The task
Look through the entries and report how many lines include the word "hand". Give the number alone.

Input data

_ _ _

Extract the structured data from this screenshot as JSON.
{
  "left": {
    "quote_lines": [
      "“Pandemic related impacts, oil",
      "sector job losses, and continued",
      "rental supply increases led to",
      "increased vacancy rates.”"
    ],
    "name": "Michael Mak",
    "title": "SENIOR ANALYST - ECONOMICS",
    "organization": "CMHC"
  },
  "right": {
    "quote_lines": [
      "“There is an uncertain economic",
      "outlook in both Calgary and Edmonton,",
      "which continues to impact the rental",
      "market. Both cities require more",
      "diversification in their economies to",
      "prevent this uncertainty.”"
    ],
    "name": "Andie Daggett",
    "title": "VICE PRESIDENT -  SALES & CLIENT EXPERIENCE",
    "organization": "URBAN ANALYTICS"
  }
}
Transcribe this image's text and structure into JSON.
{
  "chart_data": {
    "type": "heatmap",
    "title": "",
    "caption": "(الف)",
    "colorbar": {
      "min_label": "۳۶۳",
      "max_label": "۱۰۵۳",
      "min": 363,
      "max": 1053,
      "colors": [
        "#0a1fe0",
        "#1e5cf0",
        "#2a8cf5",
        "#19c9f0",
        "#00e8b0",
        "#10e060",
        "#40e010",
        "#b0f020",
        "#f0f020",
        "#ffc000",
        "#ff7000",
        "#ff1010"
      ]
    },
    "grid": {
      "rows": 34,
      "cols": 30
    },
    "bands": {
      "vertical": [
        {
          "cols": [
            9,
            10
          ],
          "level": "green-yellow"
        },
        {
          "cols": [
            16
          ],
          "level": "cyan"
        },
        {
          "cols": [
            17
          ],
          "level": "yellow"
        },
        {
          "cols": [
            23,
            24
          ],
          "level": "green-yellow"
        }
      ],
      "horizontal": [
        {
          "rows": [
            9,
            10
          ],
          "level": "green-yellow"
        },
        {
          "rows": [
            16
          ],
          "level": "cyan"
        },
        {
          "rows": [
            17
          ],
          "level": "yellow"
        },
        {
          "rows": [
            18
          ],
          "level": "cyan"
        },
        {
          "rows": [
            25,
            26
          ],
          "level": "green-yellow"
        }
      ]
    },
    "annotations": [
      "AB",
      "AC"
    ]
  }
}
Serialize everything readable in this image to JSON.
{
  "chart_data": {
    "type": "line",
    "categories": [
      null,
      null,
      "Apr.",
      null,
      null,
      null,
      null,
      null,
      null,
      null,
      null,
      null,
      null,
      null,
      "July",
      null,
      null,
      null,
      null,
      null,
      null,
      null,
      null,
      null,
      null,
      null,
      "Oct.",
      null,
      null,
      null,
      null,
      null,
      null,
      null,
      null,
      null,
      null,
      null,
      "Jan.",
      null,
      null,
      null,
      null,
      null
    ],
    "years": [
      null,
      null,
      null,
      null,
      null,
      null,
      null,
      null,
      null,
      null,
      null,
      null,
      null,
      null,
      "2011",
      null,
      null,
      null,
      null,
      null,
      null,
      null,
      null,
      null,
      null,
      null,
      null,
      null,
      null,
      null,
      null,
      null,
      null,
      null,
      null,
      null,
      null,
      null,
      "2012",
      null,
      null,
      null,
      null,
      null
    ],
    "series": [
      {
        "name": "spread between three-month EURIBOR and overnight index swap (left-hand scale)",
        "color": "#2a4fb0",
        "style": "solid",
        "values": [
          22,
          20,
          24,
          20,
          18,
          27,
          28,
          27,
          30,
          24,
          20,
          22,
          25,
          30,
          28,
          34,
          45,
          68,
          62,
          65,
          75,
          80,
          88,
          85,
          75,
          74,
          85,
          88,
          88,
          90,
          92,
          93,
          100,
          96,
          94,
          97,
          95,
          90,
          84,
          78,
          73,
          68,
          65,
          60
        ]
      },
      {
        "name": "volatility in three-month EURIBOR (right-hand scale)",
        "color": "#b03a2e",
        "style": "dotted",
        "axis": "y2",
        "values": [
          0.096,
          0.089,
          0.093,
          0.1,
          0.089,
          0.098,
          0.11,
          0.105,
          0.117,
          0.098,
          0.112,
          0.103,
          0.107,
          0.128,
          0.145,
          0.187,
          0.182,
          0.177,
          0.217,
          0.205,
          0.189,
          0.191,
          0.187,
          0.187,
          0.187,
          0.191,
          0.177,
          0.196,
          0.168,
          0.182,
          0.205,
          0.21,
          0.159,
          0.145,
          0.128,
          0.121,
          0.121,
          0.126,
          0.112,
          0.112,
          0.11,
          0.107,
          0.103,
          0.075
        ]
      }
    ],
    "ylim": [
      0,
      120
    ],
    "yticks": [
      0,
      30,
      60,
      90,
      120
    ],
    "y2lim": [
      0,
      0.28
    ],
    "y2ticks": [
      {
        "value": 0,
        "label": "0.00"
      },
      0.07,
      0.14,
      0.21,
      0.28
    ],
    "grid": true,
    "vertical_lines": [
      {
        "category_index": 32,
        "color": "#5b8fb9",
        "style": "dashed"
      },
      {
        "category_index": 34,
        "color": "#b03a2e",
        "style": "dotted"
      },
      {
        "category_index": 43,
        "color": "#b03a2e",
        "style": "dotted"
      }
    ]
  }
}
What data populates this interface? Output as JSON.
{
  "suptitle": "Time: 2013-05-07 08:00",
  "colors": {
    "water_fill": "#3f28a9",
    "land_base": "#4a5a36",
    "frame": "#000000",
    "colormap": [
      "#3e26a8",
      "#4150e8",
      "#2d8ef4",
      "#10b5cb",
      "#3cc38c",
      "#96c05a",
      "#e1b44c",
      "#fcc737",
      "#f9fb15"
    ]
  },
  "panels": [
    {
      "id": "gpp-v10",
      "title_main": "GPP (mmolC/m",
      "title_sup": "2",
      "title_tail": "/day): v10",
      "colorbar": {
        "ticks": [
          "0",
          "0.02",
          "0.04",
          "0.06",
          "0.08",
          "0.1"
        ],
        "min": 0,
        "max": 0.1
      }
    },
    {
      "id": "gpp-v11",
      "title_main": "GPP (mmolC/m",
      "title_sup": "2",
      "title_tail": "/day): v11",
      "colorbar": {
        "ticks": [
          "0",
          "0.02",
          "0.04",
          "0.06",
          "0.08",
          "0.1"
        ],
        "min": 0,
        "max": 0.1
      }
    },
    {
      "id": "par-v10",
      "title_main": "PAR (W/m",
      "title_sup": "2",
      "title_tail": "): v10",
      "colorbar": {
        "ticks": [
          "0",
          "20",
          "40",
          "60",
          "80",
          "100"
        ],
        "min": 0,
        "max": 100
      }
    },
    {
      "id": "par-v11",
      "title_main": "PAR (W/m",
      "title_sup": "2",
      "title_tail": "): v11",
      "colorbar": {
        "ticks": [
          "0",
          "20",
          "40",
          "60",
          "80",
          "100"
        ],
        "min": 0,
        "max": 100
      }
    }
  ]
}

_ _ _

Task output
2